=== Requirement ===
Pictures within the data are to be left out; everything else must be reproduced exactly.

=== Recorded data ===
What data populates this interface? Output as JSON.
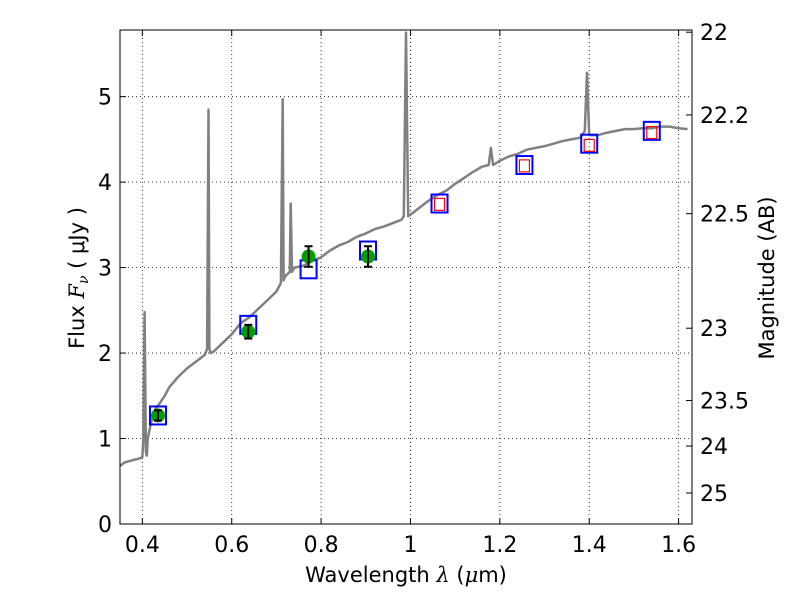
{
  "chart_data": {
    "type": "line",
    "xlabel": {
      "prefix": "Wavelength  ",
      "sym": "λ",
      "open": " (",
      "mu": "μ",
      "unit": "m)"
    },
    "ylabel": {
      "prefix": "Flux  ",
      "sym": "F",
      "sub": "ν",
      "unit": "  ( μJy )"
    },
    "y2label": "Magnitude (AB)",
    "xlim": [
      0.35,
      1.63
    ],
    "ylim": [
      0,
      5.78
    ],
    "grid": true,
    "grid_style": "dotted",
    "xticks": [
      {
        "v": 0.4,
        "label": "0.4"
      },
      {
        "v": 0.6,
        "label": "0.6"
      },
      {
        "v": 0.8,
        "label": "0.8"
      },
      {
        "v": 1.0,
        "label": "1"
      },
      {
        "v": 1.2,
        "label": "1.2"
      },
      {
        "v": 1.4,
        "label": "1.4"
      },
      {
        "v": 1.6,
        "label": "1.6"
      }
    ],
    "yticks": [
      {
        "v": 0,
        "label": "0"
      },
      {
        "v": 1,
        "label": "1"
      },
      {
        "v": 2,
        "label": "2"
      },
      {
        "v": 3,
        "label": "3"
      },
      {
        "v": 4,
        "label": "4"
      },
      {
        "v": 5,
        "label": "5"
      }
    ],
    "y2ticks": [
      {
        "mag": 22,
        "label": "22"
      },
      {
        "mag": 22.2,
        "label": "22.2"
      },
      {
        "mag": 22.5,
        "label": "22.5"
      },
      {
        "mag": 23,
        "label": "23"
      },
      {
        "mag": 23.5,
        "label": "23.5"
      },
      {
        "mag": 24,
        "label": "24"
      },
      {
        "mag": 25,
        "label": "25"
      }
    ],
    "colors": {
      "spectrum": "#808080",
      "model_box": "#0000ff",
      "phot_box": "#ff0000",
      "obs_point": "#00a000",
      "errorbar": "#000000",
      "grid": "#000000"
    },
    "spectrum": {
      "x": [
        0.35,
        0.36,
        0.38,
        0.39,
        0.4,
        0.402,
        0.405,
        0.408,
        0.41,
        0.412,
        0.42,
        0.43,
        0.44,
        0.45,
        0.46,
        0.48,
        0.5,
        0.52,
        0.54,
        0.545,
        0.548,
        0.55,
        0.553,
        0.56,
        0.58,
        0.6,
        0.62,
        0.64,
        0.66,
        0.68,
        0.7,
        0.71,
        0.714,
        0.716,
        0.72,
        0.73,
        0.732,
        0.735,
        0.74,
        0.76,
        0.78,
        0.8,
        0.82,
        0.84,
        0.86,
        0.88,
        0.9,
        0.92,
        0.94,
        0.96,
        0.98,
        0.985,
        0.99,
        0.995,
        1.0,
        1.02,
        1.04,
        1.06,
        1.08,
        1.1,
        1.12,
        1.14,
        1.16,
        1.175,
        1.18,
        1.185,
        1.2,
        1.22,
        1.24,
        1.26,
        1.28,
        1.3,
        1.32,
        1.34,
        1.36,
        1.38,
        1.39,
        1.395,
        1.4,
        1.42,
        1.44,
        1.46,
        1.48,
        1.5,
        1.52,
        1.54,
        1.56,
        1.58,
        1.6,
        1.62
      ],
      "y": [
        0.68,
        0.72,
        0.75,
        0.76,
        0.78,
        0.95,
        2.48,
        0.85,
        0.8,
        1.0,
        1.2,
        1.35,
        1.42,
        1.5,
        1.6,
        1.72,
        1.82,
        1.9,
        1.98,
        2.05,
        4.85,
        2.05,
        2.0,
        2.02,
        2.12,
        2.22,
        2.35,
        2.42,
        2.52,
        2.62,
        2.72,
        2.82,
        4.97,
        2.85,
        2.9,
        2.95,
        3.75,
        2.95,
        3.0,
        3.02,
        3.08,
        3.12,
        3.2,
        3.26,
        3.3,
        3.36,
        3.4,
        3.45,
        3.48,
        3.52,
        3.56,
        3.6,
        5.75,
        3.6,
        3.62,
        3.7,
        3.78,
        3.85,
        3.9,
        3.98,
        4.05,
        4.12,
        4.18,
        4.2,
        4.4,
        4.2,
        4.25,
        4.3,
        4.33,
        4.38,
        4.4,
        4.42,
        4.45,
        4.48,
        4.5,
        4.52,
        4.6,
        5.28,
        4.55,
        4.55,
        4.58,
        4.6,
        4.62,
        4.62,
        4.63,
        4.63,
        4.65,
        4.65,
        4.63,
        4.62
      ]
    },
    "model_boxes": [
      {
        "x": 0.435,
        "y": 1.27
      },
      {
        "x": 0.637,
        "y": 2.33
      },
      {
        "x": 0.772,
        "y": 2.98
      },
      {
        "x": 0.905,
        "y": 3.2
      },
      {
        "x": 1.065,
        "y": 3.75
      },
      {
        "x": 1.255,
        "y": 4.2
      },
      {
        "x": 1.4,
        "y": 4.45
      },
      {
        "x": 1.54,
        "y": 4.6
      }
    ],
    "phot_boxes": [
      {
        "x": 1.065,
        "y": 3.74
      },
      {
        "x": 1.255,
        "y": 4.19
      },
      {
        "x": 1.4,
        "y": 4.43
      },
      {
        "x": 1.54,
        "y": 4.58
      }
    ],
    "observations": [
      {
        "x": 0.435,
        "y": 1.27,
        "err": 0.06
      },
      {
        "x": 0.637,
        "y": 2.25,
        "err": 0.08
      },
      {
        "x": 0.772,
        "y": 3.13,
        "err": 0.12
      },
      {
        "x": 0.905,
        "y": 3.13,
        "err": 0.12
      }
    ]
  }
}
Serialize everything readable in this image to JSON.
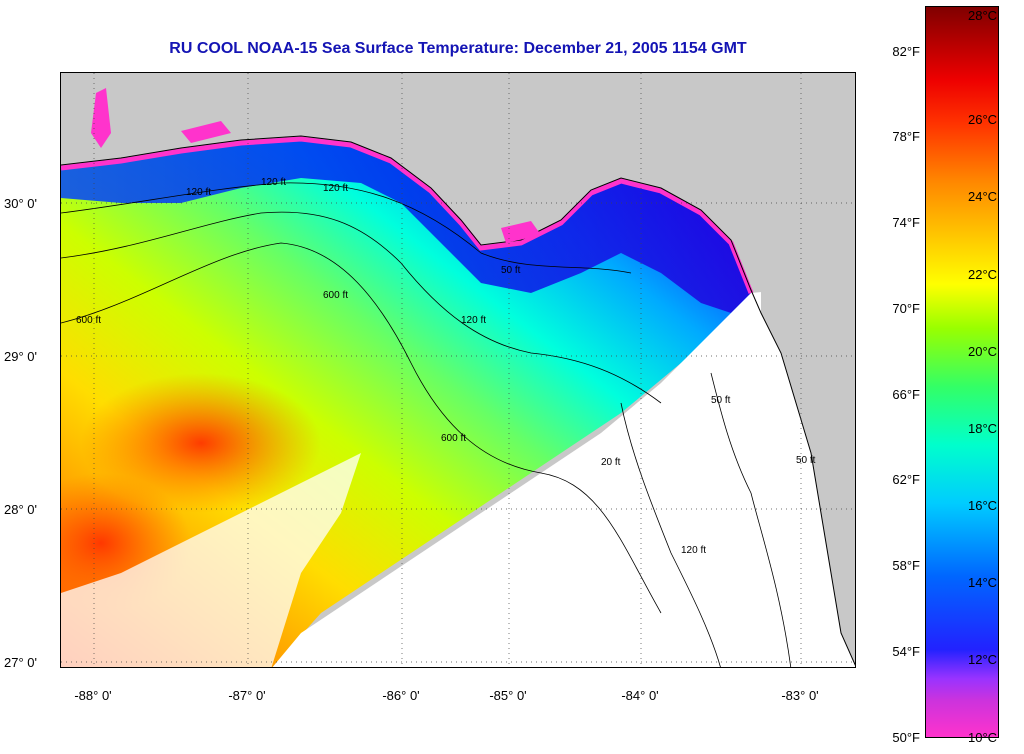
{
  "title": "RU COOL  NOAA-15  Sea Surface Temperature:  December 21, 2005 1154 GMT",
  "colors": {
    "land": "#c8c8c8",
    "title": "#1414b4"
  },
  "latitude_labels": [
    "30° 0'",
    "29° 0'",
    "28° 0'",
    "27° 0'"
  ],
  "longitude_labels": [
    "-88° 0'",
    "-87° 0'",
    "-86° 0'",
    "-85° 0'",
    "-84° 0'",
    "-83° 0'"
  ],
  "contour_labels": [
    "120 ft",
    "120 ft",
    "120 ft",
    "600 ft",
    "600 ft",
    "600 ft",
    "50 ft",
    "50 ft",
    "120 ft",
    "50 ft",
    "20 ft",
    "120 ft"
  ],
  "colorbar": {
    "fahrenheit_labels": [
      "82°F",
      "78°F",
      "74°F",
      "70°F",
      "66°F",
      "62°F",
      "58°F",
      "54°F",
      "50°F"
    ],
    "celsius_labels": [
      "28°C",
      "26°C",
      "24°C",
      "22°C",
      "20°C",
      "18°C",
      "16°C",
      "14°C",
      "12°C",
      "10°C"
    ]
  }
}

=== Exercise result ===
What data populates this interface? Output as JSON.
{
  "chart_data": {
    "type": "line",
    "xlabel": {
      "prefix": "Wavelength  ",
      "sym": "λ",
      "open": " (",
      "mu": "μ",
      "unit": "m)"
    },
    "ylabel": {
      "prefix": "Flux  ",
      "sym": "F",
      "sub": "ν",
      "unit": "  ( μJy )"
    },
    "y2label": "Magnitude (AB)",
    "xlim": [
      0.35,
      1.63
    ],
    "ylim": [
      0,
      5.78
    ],
    "grid": true,
    "grid_style": "dotted",
    "xticks": [
      {
        "v": 0.4,
        "label": "0.4"
      },
      {
        "v": 0.6,
        "label": "0.6"
      },
      {
        "v": 0.8,
        "label": "0.8"
      },
      {
        "v": 1.0,
        "label": "1"
      },
      {
        "v": 1.2,
        "label": "1.2"
      },
      {
        "v": 1.4,
        "label": "1.4"
      },
      {
        "v": 1.6,
        "label": "1.6"
      }
    ],
    "yticks": [
      {
        "v": 0,
        "label": "0"
      },
      {
        "v": 1,
        "label": "1"
      },
      {
        "v": 2,
        "label": "2"
      },
      {
        "v": 3,
        "label": "3"
      },
      {
        "v": 4,
        "label": "4"
      },
      {
        "v": 5,
        "label": "5"
      }
    ],
    "y2ticks": [
      {
        "mag": 22,
        "label": "22"
      },
      {
        "mag": 22.2,
        "label": "22.2"
      },
      {
        "mag": 22.5,
        "label": "22.5"
      },
      {
        "mag": 23,
        "label": "23"
      },
      {
        "mag": 23.5,
        "label": "23.5"
      },
      {
        "mag": 24,
        "label": "24"
      },
      {
        "mag": 25,
        "label": "25"
      }
    ],
    "colors": {
      "spectrum": "#808080",
      "model_box": "#0000ff",
      "phot_box": "#ff0000",
      "obs_point": "#00a000",
      "errorbar": "#000000",
      "grid": "#000000"
    },
    "spectrum": {
      "x": [
        0.35,
        0.36,
        0.38,
        0.39,
        0.4,
        0.402,
        0.405,
        0.408,
        0.41,
        0.412,
        0.42,
        0.43,
        0.44,
        0.45,
        0.46,
        0.48,
        0.5,
        0.52,
        0.54,
        0.545,
        0.548,
        0.55,
        0.553,
        0.56,
        0.58,
        0.6,
        0.62,
        0.64,
        0.66,
        0.68,
        0.7,
        0.71,
        0.714,
        0.716,
        0.72,
        0.73,
        0.732,
        0.735,
        0.74,
        0.76,
        0.78,
        0.8,
        0.82,
        0.84,
        0.86,
        0.88,
        0.9,
        0.92,
        0.94,
        0.96,
        0.98,
        0.985,
        0.99,
        0.995,
        1.0,
        1.02,
        1.04,
        1.06,
        1.08,
        1.1,
        1.12,
        1.14,
        1.16,
        1.175,
        1.18,
        1.185,
        1.2,
        1.22,
        1.24,
        1.26,
        1.28,
        1.3,
        1.32,
        1.34,
        1.36,
        1.38,
        1.39,
        1.395,
        1.4,
        1.42,
        1.44,
        1.46,
        1.48,
        1.5,
        1.52,
        1.54,
        1.56,
        1.58,
        1.6,
        1.62
      ],
      "y": [
        0.68,
        0.72,
        0.75,
        0.76,
        0.78,
        0.95,
        2.48,
        0.85,
        0.8,
        1.0,
        1.2,
        1.35,
        1.42,
        1.5,
        1.6,
        1.72,
        1.82,
        1.9,
        1.98,
        2.05,
        4.85,
        2.05,
        2.0,
        2.02,
        2.12,
        2.22,
        2.35,
        2.42,
        2.52,
        2.62,
        2.72,
        2.82,
        4.97,
        2.85,
        2.9,
        2.95,
        3.75,
        2.95,
        3.0,
        3.02,
        3.08,
        3.12,
        3.2,
        3.26,
        3.3,
        3.36,
        3.4,
        3.45,
        3.48,
        3.52,
        3.56,
        3.6,
        5.75,
        3.6,
        3.62,
        3.7,
        3.78,
        3.85,
        3.9,
        3.98,
        4.05,
        4.12,
        4.18,
        4.2,
        4.4,
        4.2,
        4.25,
        4.3,
        4.33,
        4.38,
        4.4,
        4.42,
        4.45,
        4.48,
        4.5,
        4.52,
        4.6,
        5.28,
        4.55,
        4.55,
        4.58,
        4.6,
        4.62,
        4.62,
        4.63,
        4.63,
        4.65,
        4.65,
        4.63,
        4.62
      ]
    },
    "model_boxes": [
      {
        "x": 0.435,
        "y": 1.27
      },
      {
        "x": 0.637,
        "y": 2.33
      },
      {
        "x": 0.772,
        "y": 2.98
      },
      {
        "x": 0.905,
        "y": 3.2
      },
      {
        "x": 1.065,
        "y": 3.75
      },
      {
        "x": 1.255,
        "y": 4.2
      },
      {
        "x": 1.4,
        "y": 4.45
      },
      {
        "x": 1.54,
        "y": 4.6
      }
    ],
    "phot_boxes": [
      {
        "x": 1.065,
        "y": 3.74
      },
      {
        "x": 1.255,
        "y": 4.19
      },
      {
        "x": 1.4,
        "y": 4.43
      },
      {
        "x": 1.54,
        "y": 4.58
      }
    ],
    "observations": [
      {
        "x": 0.435,
        "y": 1.27,
        "err": 0.06
      },
      {
        "x": 0.637,
        "y": 2.25,
        "err": 0.08
      },
      {
        "x": 0.772,
        "y": 3.13,
        "err": 0.12
      },
      {
        "x": 0.905,
        "y": 3.13,
        "err": 0.12
      }
    ]
  }
}
Serialize everything readable in this image to JSON.
{
  "title": "RU COOL  NOAA-15  Sea Surface Temperature:  December 21, 2005 1154 GMT",
  "colors": {
    "land": "#c8c8c8",
    "title": "#1414b4"
  },
  "latitude_labels": [
    "30° 0'",
    "29° 0'",
    "28° 0'",
    "27° 0'"
  ],
  "longitude_labels": [
    "-88° 0'",
    "-87° 0'",
    "-86° 0'",
    "-85° 0'",
    "-84° 0'",
    "-83° 0'"
  ],
  "contour_labels": [
    "120 ft",
    "120 ft",
    "120 ft",
    "600 ft",
    "600 ft",
    "600 ft",
    "50 ft",
    "50 ft",
    "120 ft",
    "50 ft",
    "20 ft",
    "120 ft"
  ],
  "colorbar": {
    "fahrenheit_labels": [
      "82°F",
      "78°F",
      "74°F",
      "70°F",
      "66°F",
      "62°F",
      "58°F",
      "54°F",
      "50°F"
    ],
    "celsius_labels": [
      "28°C",
      "26°C",
      "24°C",
      "22°C",
      "20°C",
      "18°C",
      "16°C",
      "14°C",
      "12°C",
      "10°C"
    ]
  }
}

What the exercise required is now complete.